### Exercise aim
Scan each line of the records for the word "марту" and extract the ones that have it.

(Saved data entries)
+--

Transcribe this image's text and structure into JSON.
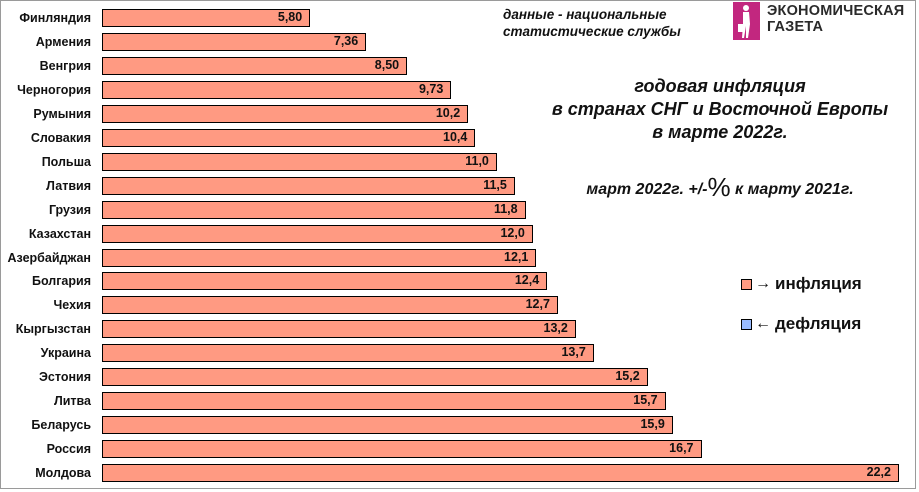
{
  "source": {
    "line1": "данные - национальные",
    "line2": "статистические службы"
  },
  "logo": {
    "icon": "walking-person-icon",
    "line1": "ЭКОНОМИЧЕСКАЯ",
    "line2": "ГАЗЕТА",
    "color": "#C2277F"
  },
  "title": {
    "line1": "годовая инфляция",
    "line2": "в странах СНГ и Восточной Европы",
    "line3": "в марте 2022г."
  },
  "subtitle": {
    "before": "март 2022г. +/-",
    "pct": "%",
    "after": " к марту 2021г."
  },
  "legend": {
    "inflation": {
      "arrow": "→",
      "label": "инфляция",
      "color": "#FF9A82"
    },
    "deflation": {
      "arrow": "←",
      "label": "дефляция",
      "color": "#99BBFF"
    }
  },
  "chart_data": {
    "type": "bar",
    "orientation": "horizontal",
    "title": "годовая инфляция в странах СНГ и Восточной Европы в марте 2022г.",
    "subtitle": "март 2022г. +/-% к марту 2021г.",
    "xlabel": "",
    "ylabel": "",
    "grid": false,
    "legend": [
      "→ инфляция",
      "← дефляция"
    ],
    "legend_position": "right",
    "categories": [
      "Финляндия",
      "Армения",
      "Венгрия",
      "Черногория",
      "Румыния",
      "Словакия",
      "Польша",
      "Латвия",
      "Грузия",
      "Казахстан",
      "Азербайджан",
      "Болгария",
      "Чехия",
      "Кыргызстан",
      "Украина",
      "Эстония",
      "Литва",
      "Беларусь",
      "Россия",
      "Молдова"
    ],
    "values": [
      5.8,
      7.36,
      8.5,
      9.73,
      10.2,
      10.4,
      11.0,
      11.5,
      11.8,
      12.0,
      12.1,
      12.4,
      12.7,
      13.2,
      13.7,
      15.2,
      15.7,
      15.9,
      16.7,
      22.2
    ],
    "value_labels": [
      "5,80",
      "7,36",
      "8,50",
      "9,73",
      "10,2",
      "10,4",
      "11,0",
      "11,5",
      "11,8",
      "12,0",
      "12,1",
      "12,4",
      "12,7",
      "13,2",
      "13,7",
      "15,2",
      "15,7",
      "15,9",
      "16,7",
      "22,2"
    ],
    "bar_color": "#FF9A82"
  }
}
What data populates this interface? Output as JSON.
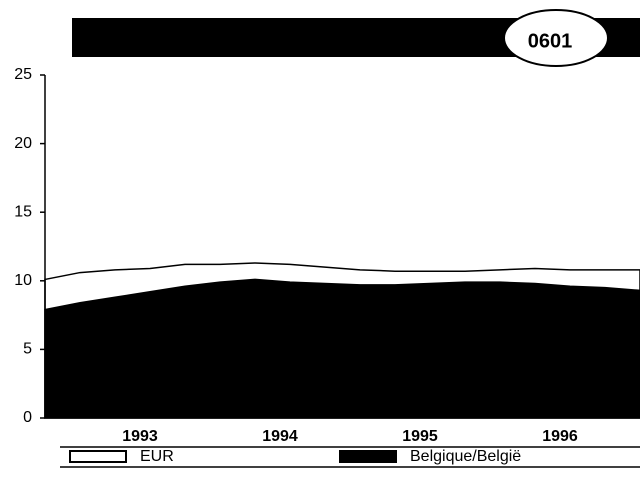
{
  "chart_data": {
    "type": "area",
    "badge": "0601",
    "categories": [
      null,
      null,
      null,
      "1993",
      null,
      null,
      null,
      "1994",
      null,
      null,
      null,
      "1995",
      null,
      null,
      null,
      "1996",
      null,
      null
    ],
    "series": [
      {
        "name": "EUR",
        "color": "#ffffff",
        "values": [
          10.1,
          10.6,
          10.8,
          10.9,
          11.2,
          11.2,
          11.3,
          11.2,
          11.0,
          10.8,
          10.7,
          10.7,
          10.7,
          10.8,
          10.9,
          10.8,
          10.8,
          10.8
        ]
      },
      {
        "name": "Belgique/België",
        "color": "#000000",
        "values": [
          7.9,
          8.4,
          8.8,
          9.2,
          9.6,
          9.9,
          10.1,
          9.9,
          9.8,
          9.7,
          9.7,
          9.8,
          9.9,
          9.9,
          9.8,
          9.6,
          9.5,
          9.3
        ]
      }
    ],
    "ylim": [
      0,
      25
    ],
    "yticks": [
      0,
      5,
      10,
      15,
      20,
      25
    ]
  }
}
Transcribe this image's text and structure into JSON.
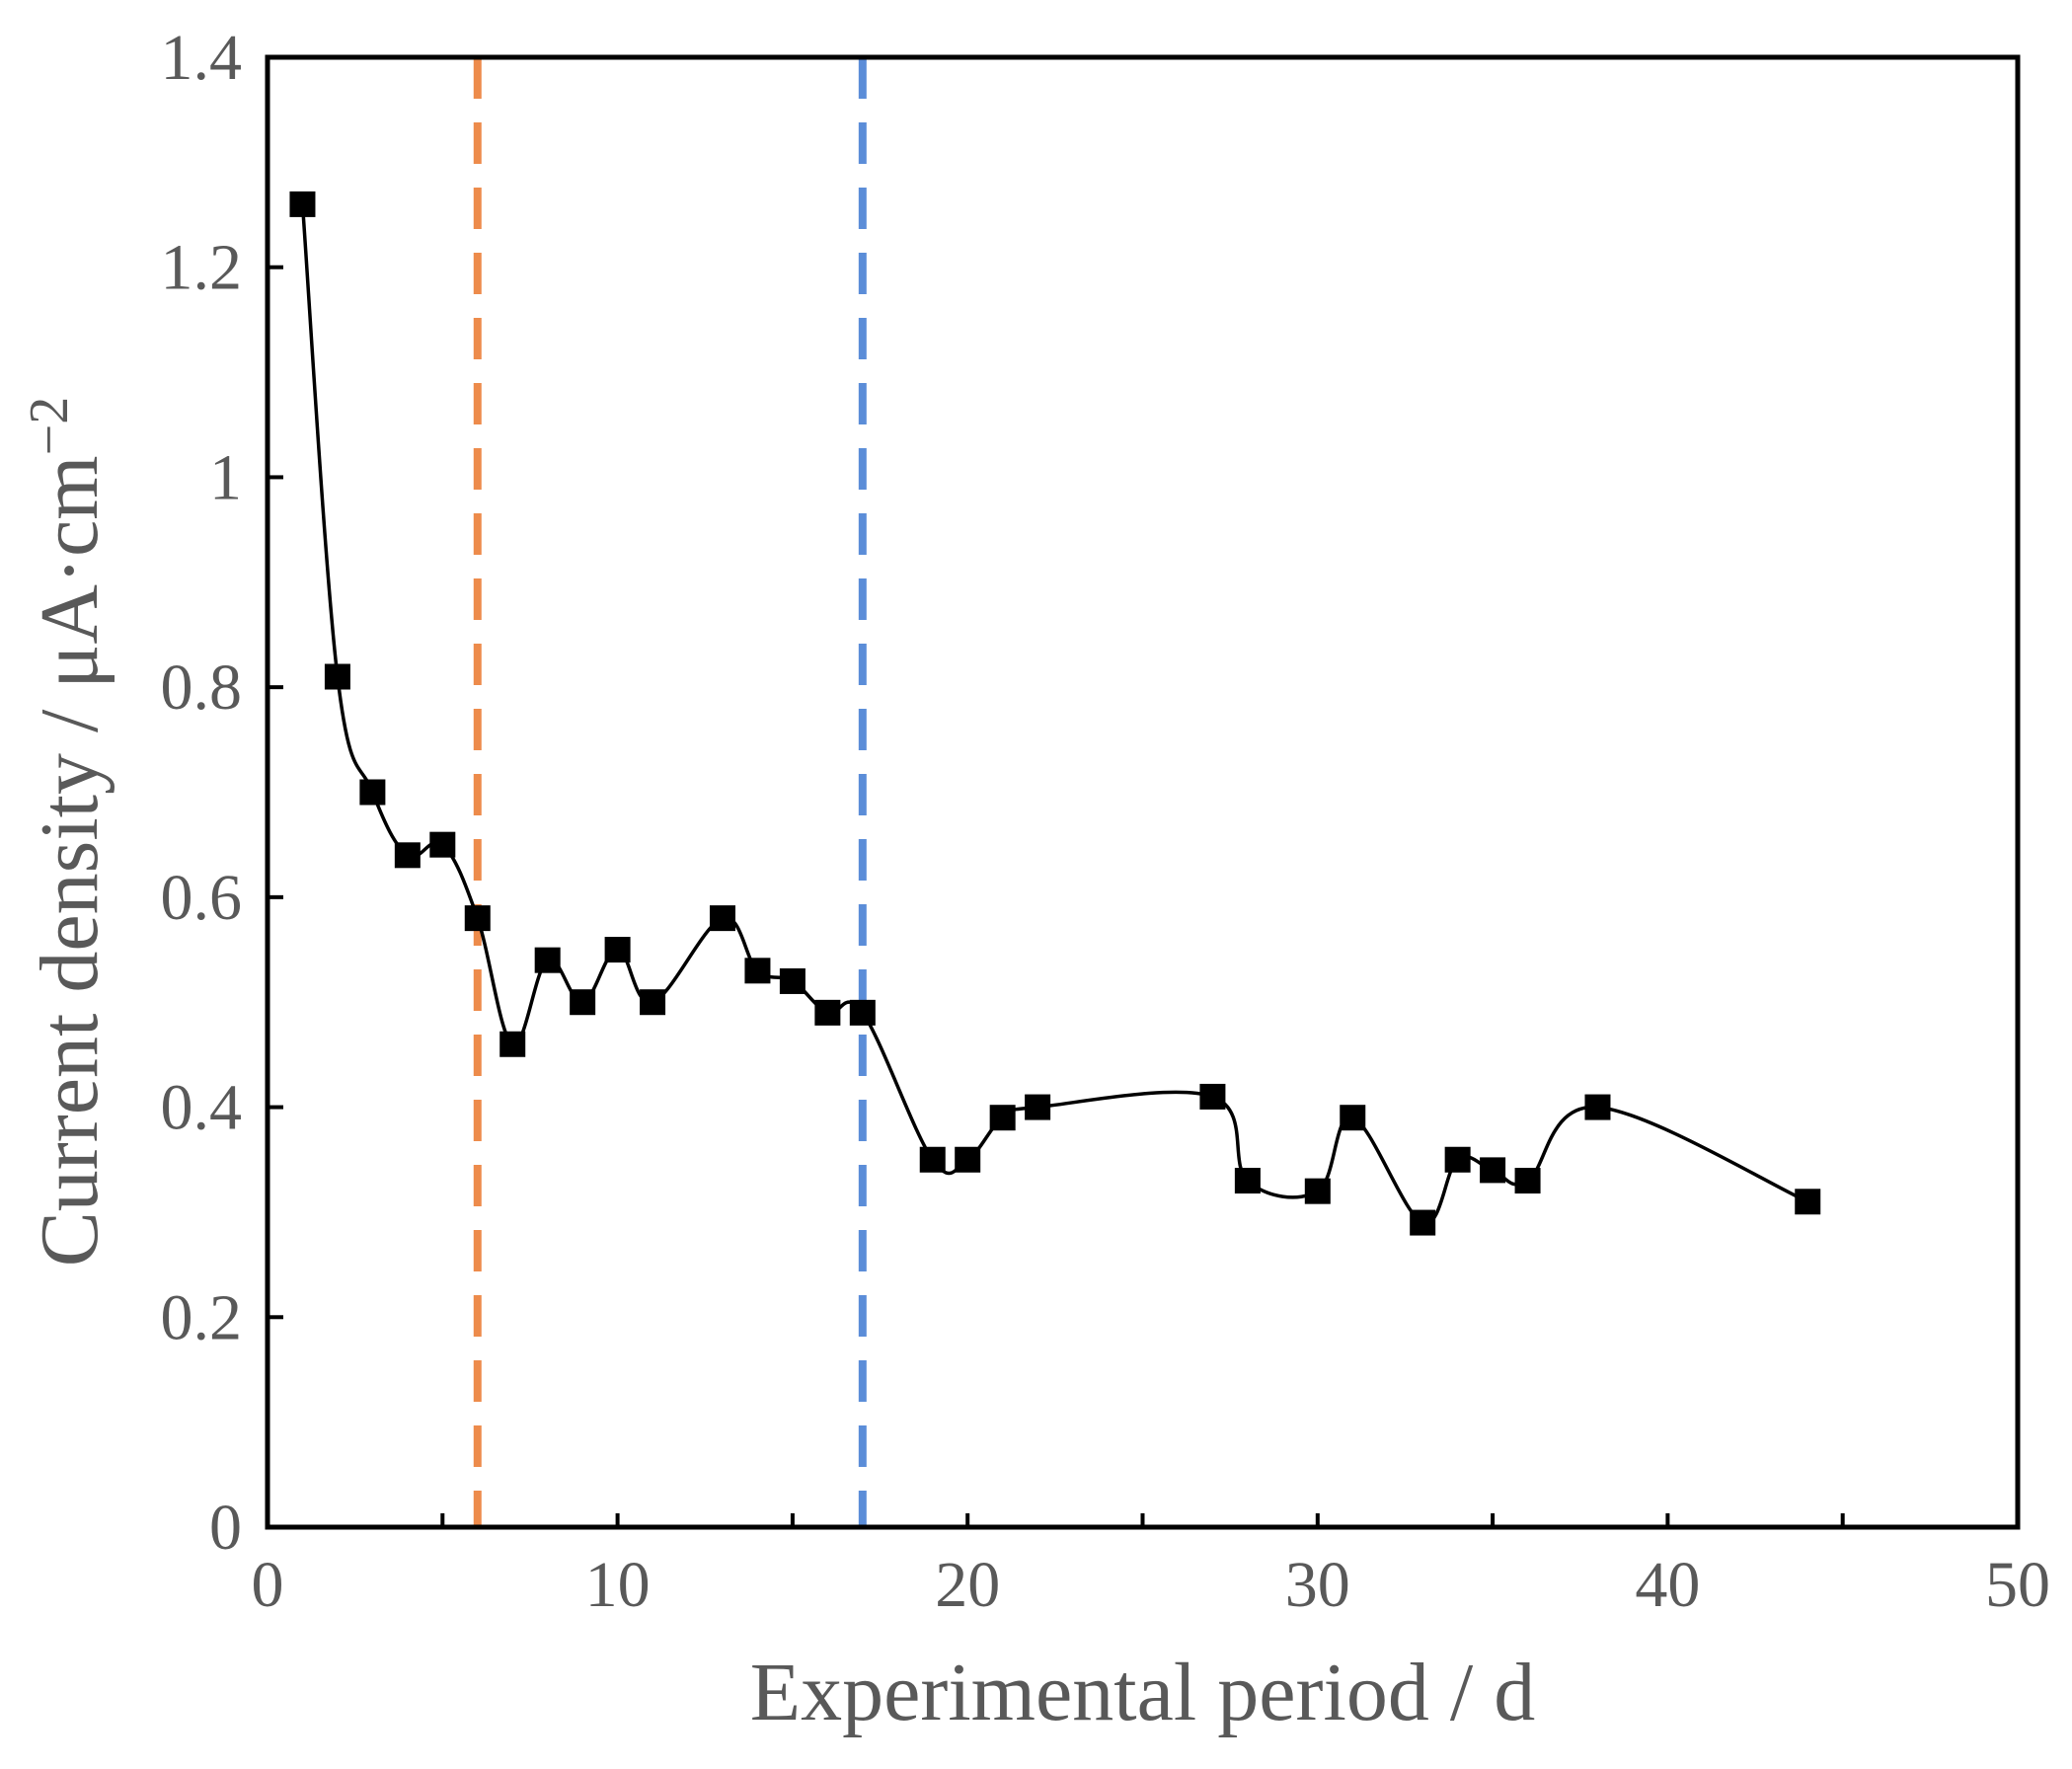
{
  "chart_data": {
    "type": "line",
    "title": "",
    "xlabel": "Experimental period / d",
    "ylabel_main": "Current density / μA·cm",
    "ylabel_superscript": "−2",
    "xlim": [
      0,
      50
    ],
    "ylim": [
      0,
      1.4
    ],
    "x_ticks": [
      0,
      10,
      20,
      30,
      40,
      50
    ],
    "x_tick_labels": [
      "0",
      "10",
      "20",
      "30",
      "40",
      "50"
    ],
    "x_minor_step": 5,
    "y_ticks": [
      0,
      0.2,
      0.4,
      0.6,
      0.8,
      1.0,
      1.2,
      1.4
    ],
    "y_tick_labels": [
      "0",
      "0.2",
      "0.4",
      "0.6",
      "0.8",
      "1",
      "1.2",
      "1.4"
    ],
    "grid": false,
    "legend": "none",
    "series": [
      {
        "name": "Current density",
        "marker": "square",
        "line": "smoothed",
        "color": "#000000",
        "x": [
          1,
          2,
          3,
          4,
          5,
          6,
          7,
          8,
          9,
          10,
          11,
          13,
          14,
          15,
          16,
          17,
          19,
          20,
          21,
          22,
          27,
          28,
          30,
          31,
          33,
          34,
          35,
          36,
          38,
          44
        ],
        "y": [
          1.26,
          0.81,
          0.7,
          0.64,
          0.65,
          0.58,
          0.46,
          0.54,
          0.5,
          0.55,
          0.5,
          0.58,
          0.53,
          0.52,
          0.49,
          0.49,
          0.35,
          0.35,
          0.39,
          0.4,
          0.41,
          0.33,
          0.32,
          0.39,
          0.29,
          0.35,
          0.34,
          0.33,
          0.4,
          0.31
        ]
      }
    ],
    "reference_lines": [
      {
        "x": 6,
        "color": "#ED8B4B",
        "style": "dashed"
      },
      {
        "x": 17,
        "color": "#5B8DD8",
        "style": "dashed"
      }
    ]
  }
}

+--

### Correct answer
    "after": " к марту 2021г."
    "subtitle": "март 2022г. +/-% к марту 2021г.",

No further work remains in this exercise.